# PROBLEM DETAILS
Your answer is a single number: how many lines hold the word "suspension"?

# ROWS
%%

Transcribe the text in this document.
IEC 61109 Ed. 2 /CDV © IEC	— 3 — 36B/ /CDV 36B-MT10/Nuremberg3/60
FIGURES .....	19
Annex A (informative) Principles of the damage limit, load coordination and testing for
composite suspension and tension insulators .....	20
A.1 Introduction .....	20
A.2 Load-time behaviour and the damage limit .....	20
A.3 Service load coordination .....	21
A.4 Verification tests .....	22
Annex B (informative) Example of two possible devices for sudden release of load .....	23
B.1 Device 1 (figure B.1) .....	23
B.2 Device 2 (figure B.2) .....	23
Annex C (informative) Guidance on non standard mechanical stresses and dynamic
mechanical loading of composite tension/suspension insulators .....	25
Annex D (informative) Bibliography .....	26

%%

# FINAL ANSWER
2